### Exercise task
Take the entries below and reproduce them word for word.

### Material for the task
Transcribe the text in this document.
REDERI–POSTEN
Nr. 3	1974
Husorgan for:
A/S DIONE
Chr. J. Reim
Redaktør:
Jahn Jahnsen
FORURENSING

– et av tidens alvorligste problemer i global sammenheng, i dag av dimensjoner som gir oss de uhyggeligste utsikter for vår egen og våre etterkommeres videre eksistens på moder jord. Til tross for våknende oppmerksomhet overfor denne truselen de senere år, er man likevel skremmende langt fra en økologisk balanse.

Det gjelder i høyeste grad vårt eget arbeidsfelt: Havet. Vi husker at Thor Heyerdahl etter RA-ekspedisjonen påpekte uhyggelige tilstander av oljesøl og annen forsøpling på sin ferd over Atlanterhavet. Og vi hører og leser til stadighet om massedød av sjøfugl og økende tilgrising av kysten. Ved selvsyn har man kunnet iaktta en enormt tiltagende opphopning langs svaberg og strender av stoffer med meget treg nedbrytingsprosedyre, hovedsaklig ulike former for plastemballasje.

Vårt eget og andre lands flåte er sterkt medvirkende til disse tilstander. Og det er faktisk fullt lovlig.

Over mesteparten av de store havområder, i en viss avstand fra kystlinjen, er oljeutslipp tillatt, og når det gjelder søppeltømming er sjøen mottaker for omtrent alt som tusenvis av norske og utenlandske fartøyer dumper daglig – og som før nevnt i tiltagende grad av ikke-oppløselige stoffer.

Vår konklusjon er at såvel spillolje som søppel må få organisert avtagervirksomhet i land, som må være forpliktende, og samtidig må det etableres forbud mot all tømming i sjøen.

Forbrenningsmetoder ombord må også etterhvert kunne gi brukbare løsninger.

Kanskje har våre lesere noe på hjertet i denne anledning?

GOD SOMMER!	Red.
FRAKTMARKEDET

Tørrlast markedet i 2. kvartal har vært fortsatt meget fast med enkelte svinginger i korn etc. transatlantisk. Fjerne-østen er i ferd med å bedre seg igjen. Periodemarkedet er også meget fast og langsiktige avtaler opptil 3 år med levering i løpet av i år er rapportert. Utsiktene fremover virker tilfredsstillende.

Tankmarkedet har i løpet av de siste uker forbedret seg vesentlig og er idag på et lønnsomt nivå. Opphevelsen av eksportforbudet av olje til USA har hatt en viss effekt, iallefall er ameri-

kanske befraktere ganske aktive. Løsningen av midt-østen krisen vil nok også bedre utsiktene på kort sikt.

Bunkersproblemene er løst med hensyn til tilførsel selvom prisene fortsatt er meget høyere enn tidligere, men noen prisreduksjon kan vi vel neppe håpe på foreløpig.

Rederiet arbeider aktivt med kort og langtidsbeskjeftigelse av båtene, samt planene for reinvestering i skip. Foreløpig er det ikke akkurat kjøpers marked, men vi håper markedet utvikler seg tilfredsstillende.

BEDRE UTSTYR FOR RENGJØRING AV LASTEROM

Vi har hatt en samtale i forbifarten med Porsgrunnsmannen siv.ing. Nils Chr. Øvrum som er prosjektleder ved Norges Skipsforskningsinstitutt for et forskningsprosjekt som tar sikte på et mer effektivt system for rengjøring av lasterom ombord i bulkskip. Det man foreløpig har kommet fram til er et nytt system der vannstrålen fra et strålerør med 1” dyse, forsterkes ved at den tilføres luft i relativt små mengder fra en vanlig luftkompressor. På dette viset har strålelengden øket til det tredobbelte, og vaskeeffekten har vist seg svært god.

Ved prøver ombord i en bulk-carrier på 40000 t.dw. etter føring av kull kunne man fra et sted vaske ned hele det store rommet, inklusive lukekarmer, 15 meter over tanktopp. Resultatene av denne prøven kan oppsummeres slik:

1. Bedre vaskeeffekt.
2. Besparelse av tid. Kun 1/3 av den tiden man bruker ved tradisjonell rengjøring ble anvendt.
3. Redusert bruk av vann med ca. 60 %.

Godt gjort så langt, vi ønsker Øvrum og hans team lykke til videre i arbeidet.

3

### Task output
Transcribe the text in this document.
REDERI–POSTEN
Nr. 3	1974
Husorgan for:
A/S DIONE
Chr. J. Reim
Redaktør:
Jahn Jahnsen
FORURENSING

– et av tidens alvorligste problemer i global sammenheng, i dag av dimensjoner som gir oss de uhyggeligste utsikter for vår egen og våre etterkommeres videre eksistens på moder jord. Til tross for våknende oppmerksomhet overfor denne truselen de senere år, er man likevel skremmende langt fra en økologisk balanse.

Det gjelder i høyeste grad vårt eget arbeidsfelt: Havet. Vi husker at Thor Heyerdahl etter RA-ekspedisjonen påpekte uhyggelige tilstander av oljesøl og annen forsøpling på sin ferd over Atlanterhavet. Og vi hører og leser til stadighet om massedød av sjøfugl og økende tilgrising av kysten. Ved selvsyn har man kunnet iaktta en enormt tiltagende opphopning langs svaberg og strender av stoffer med meget treg nedbrytingsprosedyre, hovedsaklig ulike former for plastemballasje.

Vårt eget og andre lands flåte er sterkt medvirkende til disse tilstander. Og det er faktisk fullt lovlig.

Over mesteparten av de store havområder, i en viss avstand fra kystlinjen, er oljeutslipp tillatt, og når det gjelder søppeltømming er sjøen mottaker for omtrent alt som tusenvis av norske og utenlandske fartøyer dumper daglig – og som før nevnt i tiltagende grad av ikke-oppløselige stoffer.

Vår konklusjon er at såvel spillolje som søppel må få organisert avtagervirksomhet i land, som må være forpliktende, og samtidig må det etableres forbud mot all tømming i sjøen.

Forbrenningsmetoder ombord må også etterhvert kunne gi brukbare løsninger.

Kanskje har våre lesere noe på hjertet i denne anledning?

GOD SOMMER!	Red.
FRAKTMARKEDET

Tørrlast markedet i 2. kvartal har vært fortsatt meget fast med enkelte svinginger i korn etc. transatlantisk. Fjerne-østen er i ferd med å bedre seg igjen. Periodemarkedet er også meget fast og langsiktige avtaler opptil 3 år med levering i løpet av i år er rapportert. Utsiktene fremover virker tilfredsstillende.

Tankmarkedet har i løpet av de siste uker forbedret seg vesentlig og er idag på et lønnsomt nivå. Opphevelsen av eksportforbudet av olje til USA har hatt en viss effekt, iallefall er ameri-

kanske befraktere ganske aktive. Løsningen av midt-østen krisen vil nok også bedre utsiktene på kort sikt.

Bunkersproblemene er løst med hensyn til tilførsel selvom prisene fortsatt er meget høyere enn tidligere, men noen prisreduksjon kan vi vel neppe håpe på foreløpig.

Rederiet arbeider aktivt med kort og langtidsbeskjeftigelse av båtene, samt planene for reinvestering i skip. Foreløpig er det ikke akkurat kjøpers marked, men vi håper markedet utvikler seg tilfredsstillende.

BEDRE UTSTYR FOR RENGJØRING AV LASTEROM

Vi har hatt en samtale i forbifarten med Porsgrunnsmannen siv.ing. Nils Chr. Øvrum som er prosjektleder ved Norges Skipsforskningsinstitutt for et forskningsprosjekt som tar sikte på et mer effektivt system for rengjøring av lasterom ombord i bulkskip. Det man foreløpig har kommet fram til er et nytt system der vannstrålen fra et strålerør med 1” dyse, forsterkes ved at den tilføres luft i relativt små mengder fra en vanlig luftkompressor. På dette viset har strålelengden øket til det tredobbelte, og vaskeeffekten har vist seg svært god.

Ved prøver ombord i en bulk-carrier på 40000 t.dw. etter føring av kull kunne man fra et sted vaske ned hele det store rommet, inklusive lukekarmer, 15 meter over tanktopp. Resultatene av denne prøven kan oppsummeres slik:

1. Bedre vaskeeffekt.
2. Besparelse av tid. Kun 1/3 av den tiden man bruker ved tradisjonell rengjøring ble anvendt.
3. Redusert bruk av vann med ca. 60 %.

Godt gjort så langt, vi ønsker Øvrum og hans team lykke til videre i arbeidet.

3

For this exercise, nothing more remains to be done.